INFORMATION PROVIDED:
☆ ☆ ☆

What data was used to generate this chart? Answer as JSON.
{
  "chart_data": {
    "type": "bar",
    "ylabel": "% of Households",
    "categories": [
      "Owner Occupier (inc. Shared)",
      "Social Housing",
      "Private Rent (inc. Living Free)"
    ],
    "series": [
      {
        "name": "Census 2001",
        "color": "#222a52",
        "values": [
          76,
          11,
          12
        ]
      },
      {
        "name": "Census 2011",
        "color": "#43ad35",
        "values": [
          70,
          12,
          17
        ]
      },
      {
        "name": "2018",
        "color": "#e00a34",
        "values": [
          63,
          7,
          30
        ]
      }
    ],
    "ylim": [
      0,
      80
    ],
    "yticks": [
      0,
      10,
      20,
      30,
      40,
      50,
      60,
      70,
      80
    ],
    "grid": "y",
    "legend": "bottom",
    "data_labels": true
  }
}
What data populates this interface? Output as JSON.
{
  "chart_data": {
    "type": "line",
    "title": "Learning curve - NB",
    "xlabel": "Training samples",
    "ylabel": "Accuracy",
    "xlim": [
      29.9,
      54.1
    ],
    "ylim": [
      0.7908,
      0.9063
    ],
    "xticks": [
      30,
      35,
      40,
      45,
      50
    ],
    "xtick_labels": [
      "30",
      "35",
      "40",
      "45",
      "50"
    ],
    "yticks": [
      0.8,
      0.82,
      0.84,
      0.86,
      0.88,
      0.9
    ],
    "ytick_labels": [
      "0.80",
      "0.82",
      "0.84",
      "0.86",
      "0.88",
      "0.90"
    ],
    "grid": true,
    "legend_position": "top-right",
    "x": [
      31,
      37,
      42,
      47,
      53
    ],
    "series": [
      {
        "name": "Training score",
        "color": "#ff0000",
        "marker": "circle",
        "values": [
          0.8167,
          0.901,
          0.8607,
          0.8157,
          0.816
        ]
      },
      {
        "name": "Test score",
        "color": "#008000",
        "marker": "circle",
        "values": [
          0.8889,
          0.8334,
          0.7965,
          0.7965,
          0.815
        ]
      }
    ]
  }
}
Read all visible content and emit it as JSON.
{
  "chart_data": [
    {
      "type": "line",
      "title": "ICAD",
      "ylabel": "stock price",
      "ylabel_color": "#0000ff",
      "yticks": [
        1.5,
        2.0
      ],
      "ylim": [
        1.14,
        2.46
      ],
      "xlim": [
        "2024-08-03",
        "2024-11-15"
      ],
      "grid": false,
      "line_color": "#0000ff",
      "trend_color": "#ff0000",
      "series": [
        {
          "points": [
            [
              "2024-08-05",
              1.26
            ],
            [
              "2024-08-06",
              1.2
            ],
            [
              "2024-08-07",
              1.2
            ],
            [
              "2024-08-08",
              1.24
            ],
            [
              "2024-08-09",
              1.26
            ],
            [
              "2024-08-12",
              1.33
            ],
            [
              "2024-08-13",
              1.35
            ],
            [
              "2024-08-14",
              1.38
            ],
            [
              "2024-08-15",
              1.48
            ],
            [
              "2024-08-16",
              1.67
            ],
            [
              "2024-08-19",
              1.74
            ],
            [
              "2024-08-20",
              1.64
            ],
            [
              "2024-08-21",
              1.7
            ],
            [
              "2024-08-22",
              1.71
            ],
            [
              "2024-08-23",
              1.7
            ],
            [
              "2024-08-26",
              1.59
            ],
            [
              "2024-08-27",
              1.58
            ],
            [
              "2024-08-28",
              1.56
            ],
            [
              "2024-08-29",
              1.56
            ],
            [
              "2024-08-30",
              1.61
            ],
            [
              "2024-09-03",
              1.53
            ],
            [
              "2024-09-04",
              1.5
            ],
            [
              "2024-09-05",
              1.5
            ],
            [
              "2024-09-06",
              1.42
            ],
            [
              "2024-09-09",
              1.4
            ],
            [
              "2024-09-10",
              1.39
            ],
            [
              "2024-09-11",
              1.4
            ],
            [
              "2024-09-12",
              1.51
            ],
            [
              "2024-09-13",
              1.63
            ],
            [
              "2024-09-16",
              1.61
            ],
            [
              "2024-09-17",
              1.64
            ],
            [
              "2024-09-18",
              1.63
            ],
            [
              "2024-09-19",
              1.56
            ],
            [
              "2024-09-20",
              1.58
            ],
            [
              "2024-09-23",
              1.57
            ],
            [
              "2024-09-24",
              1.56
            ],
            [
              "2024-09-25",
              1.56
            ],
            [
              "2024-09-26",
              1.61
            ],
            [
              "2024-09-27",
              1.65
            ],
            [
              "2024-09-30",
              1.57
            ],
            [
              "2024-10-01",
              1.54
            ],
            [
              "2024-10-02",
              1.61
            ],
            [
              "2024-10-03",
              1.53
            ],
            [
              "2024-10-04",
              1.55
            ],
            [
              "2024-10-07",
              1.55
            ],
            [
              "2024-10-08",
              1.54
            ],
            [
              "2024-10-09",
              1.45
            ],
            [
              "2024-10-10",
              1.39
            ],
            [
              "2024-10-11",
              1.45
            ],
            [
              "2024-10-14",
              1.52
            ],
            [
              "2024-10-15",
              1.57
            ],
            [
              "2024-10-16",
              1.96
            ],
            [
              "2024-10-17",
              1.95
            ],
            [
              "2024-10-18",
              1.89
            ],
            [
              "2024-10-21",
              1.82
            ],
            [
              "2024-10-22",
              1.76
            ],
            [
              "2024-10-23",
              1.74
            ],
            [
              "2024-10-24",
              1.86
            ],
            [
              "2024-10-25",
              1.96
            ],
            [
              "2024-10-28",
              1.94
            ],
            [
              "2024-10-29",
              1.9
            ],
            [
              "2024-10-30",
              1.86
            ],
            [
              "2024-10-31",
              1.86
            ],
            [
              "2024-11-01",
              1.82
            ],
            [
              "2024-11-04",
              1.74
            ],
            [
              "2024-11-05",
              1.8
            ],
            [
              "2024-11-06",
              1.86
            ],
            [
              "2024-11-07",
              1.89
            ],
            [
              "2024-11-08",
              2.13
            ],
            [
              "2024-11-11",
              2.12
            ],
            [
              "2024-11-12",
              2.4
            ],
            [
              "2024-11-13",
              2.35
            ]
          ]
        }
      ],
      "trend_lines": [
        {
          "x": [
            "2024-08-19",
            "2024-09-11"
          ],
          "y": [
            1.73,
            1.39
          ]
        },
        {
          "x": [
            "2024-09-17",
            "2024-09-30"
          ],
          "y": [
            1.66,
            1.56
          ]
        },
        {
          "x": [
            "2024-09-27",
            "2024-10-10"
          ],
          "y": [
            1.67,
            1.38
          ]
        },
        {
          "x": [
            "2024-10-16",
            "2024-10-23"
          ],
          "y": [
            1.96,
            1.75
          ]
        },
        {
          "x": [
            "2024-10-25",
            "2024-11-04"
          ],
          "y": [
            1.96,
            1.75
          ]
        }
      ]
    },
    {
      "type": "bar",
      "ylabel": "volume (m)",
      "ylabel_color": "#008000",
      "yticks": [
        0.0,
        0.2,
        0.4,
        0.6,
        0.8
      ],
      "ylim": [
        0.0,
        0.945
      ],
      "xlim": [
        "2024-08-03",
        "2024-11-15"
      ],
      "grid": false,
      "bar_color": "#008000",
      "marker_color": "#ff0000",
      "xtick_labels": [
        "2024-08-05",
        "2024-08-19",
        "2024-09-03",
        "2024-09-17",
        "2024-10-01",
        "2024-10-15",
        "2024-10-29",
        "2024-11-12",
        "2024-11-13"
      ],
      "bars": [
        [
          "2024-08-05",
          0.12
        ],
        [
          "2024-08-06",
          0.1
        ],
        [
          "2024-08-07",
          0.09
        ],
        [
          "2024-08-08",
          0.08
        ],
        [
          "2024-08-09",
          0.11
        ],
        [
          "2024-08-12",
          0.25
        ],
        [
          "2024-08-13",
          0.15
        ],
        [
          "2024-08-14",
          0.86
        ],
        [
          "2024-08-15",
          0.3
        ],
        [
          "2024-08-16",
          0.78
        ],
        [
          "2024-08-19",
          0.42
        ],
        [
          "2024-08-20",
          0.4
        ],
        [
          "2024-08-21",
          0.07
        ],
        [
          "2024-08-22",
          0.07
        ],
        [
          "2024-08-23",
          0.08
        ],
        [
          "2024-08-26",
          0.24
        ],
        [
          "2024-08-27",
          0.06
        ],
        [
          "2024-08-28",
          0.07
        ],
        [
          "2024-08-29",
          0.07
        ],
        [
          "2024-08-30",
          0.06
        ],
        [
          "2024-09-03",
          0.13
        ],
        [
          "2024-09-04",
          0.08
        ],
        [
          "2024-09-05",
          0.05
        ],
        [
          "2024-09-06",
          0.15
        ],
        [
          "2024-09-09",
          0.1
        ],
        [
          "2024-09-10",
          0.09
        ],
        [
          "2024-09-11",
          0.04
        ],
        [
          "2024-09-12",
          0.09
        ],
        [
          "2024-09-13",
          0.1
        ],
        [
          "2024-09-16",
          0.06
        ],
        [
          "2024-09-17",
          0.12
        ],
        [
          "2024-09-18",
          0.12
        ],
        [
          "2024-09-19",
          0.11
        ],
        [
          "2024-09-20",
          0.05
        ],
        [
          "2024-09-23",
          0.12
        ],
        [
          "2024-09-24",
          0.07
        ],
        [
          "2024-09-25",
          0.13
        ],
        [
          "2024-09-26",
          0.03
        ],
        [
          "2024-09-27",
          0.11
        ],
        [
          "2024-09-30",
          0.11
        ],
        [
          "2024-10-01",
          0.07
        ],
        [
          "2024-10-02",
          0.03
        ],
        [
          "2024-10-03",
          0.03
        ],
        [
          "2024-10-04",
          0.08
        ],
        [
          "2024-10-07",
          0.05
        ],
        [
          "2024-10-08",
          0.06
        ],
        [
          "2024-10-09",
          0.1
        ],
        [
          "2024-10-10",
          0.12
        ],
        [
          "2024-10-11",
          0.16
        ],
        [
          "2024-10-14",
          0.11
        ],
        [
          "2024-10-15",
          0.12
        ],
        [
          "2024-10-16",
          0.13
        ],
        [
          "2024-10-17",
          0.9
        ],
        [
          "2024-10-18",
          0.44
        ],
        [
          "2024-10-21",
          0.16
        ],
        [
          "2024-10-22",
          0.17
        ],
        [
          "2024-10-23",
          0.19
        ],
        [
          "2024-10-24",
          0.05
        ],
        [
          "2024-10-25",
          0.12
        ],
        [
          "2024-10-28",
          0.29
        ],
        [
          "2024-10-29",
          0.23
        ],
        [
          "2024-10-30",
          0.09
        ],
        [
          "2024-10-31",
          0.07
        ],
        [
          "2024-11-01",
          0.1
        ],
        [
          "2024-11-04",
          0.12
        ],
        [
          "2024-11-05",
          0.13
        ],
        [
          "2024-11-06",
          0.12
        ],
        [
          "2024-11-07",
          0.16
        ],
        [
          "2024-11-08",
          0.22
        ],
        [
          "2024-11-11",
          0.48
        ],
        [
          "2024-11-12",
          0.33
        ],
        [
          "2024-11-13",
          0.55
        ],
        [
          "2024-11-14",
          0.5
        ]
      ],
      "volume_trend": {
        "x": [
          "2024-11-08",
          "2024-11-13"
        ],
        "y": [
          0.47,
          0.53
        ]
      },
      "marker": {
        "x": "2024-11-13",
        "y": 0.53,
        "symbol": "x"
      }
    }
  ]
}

☆ ☆ ☆

DIRECTION: In the records above, find the lines containing "grid" and copy them.

FINAL RESULT:
    "grid": "y",
    "grid": true,
      "grid": false,
      "grid": false,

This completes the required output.